DATA FOR PROCESSING =
+ + + + + + +

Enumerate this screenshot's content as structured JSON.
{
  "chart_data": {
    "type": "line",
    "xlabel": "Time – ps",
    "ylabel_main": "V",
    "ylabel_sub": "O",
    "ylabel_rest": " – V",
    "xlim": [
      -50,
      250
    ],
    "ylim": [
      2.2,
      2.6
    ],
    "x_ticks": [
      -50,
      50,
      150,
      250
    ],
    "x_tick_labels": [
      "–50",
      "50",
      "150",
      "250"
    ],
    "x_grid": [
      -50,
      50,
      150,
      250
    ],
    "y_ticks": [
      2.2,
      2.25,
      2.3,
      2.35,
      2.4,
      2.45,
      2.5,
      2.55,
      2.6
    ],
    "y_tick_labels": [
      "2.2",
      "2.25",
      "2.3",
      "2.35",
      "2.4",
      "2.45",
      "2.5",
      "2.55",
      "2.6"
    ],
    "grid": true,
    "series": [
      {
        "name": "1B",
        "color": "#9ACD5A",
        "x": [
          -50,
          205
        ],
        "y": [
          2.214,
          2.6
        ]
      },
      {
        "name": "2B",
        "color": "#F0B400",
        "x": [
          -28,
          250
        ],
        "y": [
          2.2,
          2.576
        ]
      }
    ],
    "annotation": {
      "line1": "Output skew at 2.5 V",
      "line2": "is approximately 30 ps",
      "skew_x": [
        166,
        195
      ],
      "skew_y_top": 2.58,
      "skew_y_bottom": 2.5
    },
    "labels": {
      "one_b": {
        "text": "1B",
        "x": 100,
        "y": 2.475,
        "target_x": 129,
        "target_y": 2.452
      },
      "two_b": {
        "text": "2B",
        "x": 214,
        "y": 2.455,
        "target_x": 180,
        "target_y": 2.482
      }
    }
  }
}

+ + + + + + +

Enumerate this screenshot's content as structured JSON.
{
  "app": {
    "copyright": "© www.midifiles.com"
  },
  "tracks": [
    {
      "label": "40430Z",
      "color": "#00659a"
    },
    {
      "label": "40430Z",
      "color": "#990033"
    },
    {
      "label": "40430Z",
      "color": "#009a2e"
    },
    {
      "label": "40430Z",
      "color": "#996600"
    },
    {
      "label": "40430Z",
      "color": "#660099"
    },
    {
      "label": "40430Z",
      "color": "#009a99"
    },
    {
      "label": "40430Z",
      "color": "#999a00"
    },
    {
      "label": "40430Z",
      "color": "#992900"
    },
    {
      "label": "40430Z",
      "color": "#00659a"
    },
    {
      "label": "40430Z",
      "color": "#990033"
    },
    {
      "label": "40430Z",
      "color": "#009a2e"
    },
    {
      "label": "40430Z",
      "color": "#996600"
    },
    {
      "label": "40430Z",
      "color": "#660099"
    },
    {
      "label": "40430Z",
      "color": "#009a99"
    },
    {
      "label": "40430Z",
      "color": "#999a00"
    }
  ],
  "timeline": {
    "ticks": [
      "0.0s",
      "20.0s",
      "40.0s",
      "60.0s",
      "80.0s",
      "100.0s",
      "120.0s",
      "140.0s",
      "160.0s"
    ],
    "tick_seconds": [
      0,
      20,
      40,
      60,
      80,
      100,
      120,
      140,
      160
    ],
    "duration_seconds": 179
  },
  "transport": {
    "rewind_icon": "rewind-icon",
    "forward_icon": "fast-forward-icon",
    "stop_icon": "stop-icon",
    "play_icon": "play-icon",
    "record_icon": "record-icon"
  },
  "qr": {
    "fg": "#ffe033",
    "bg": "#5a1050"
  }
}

+ + + + + + +

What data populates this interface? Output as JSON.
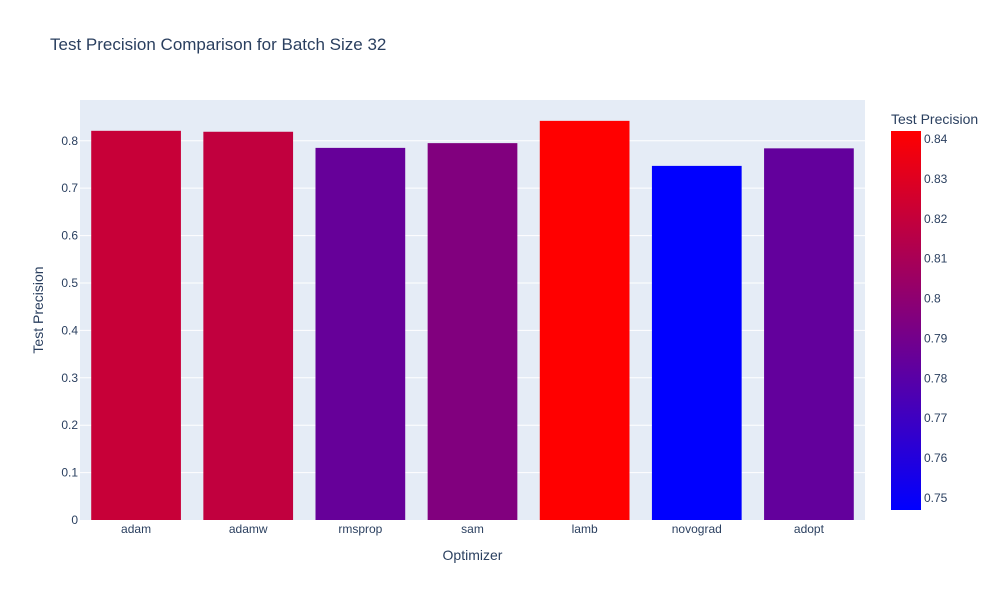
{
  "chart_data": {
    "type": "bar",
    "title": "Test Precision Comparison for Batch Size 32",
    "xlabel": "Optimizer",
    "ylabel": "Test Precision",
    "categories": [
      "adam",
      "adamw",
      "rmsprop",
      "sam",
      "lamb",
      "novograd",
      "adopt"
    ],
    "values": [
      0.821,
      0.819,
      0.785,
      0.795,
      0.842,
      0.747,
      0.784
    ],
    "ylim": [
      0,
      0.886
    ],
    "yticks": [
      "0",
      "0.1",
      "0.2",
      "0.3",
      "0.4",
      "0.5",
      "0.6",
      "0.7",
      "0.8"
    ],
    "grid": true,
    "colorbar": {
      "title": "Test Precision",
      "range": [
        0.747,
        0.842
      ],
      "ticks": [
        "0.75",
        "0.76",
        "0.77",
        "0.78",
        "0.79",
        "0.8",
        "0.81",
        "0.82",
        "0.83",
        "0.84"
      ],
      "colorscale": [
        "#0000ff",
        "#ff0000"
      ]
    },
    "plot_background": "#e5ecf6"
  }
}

+ + + + + + +

DIRECTIVE = Of all the lines above, how many contain the word "Test"? Answer with only the number.

ANSWER IN FULL = 3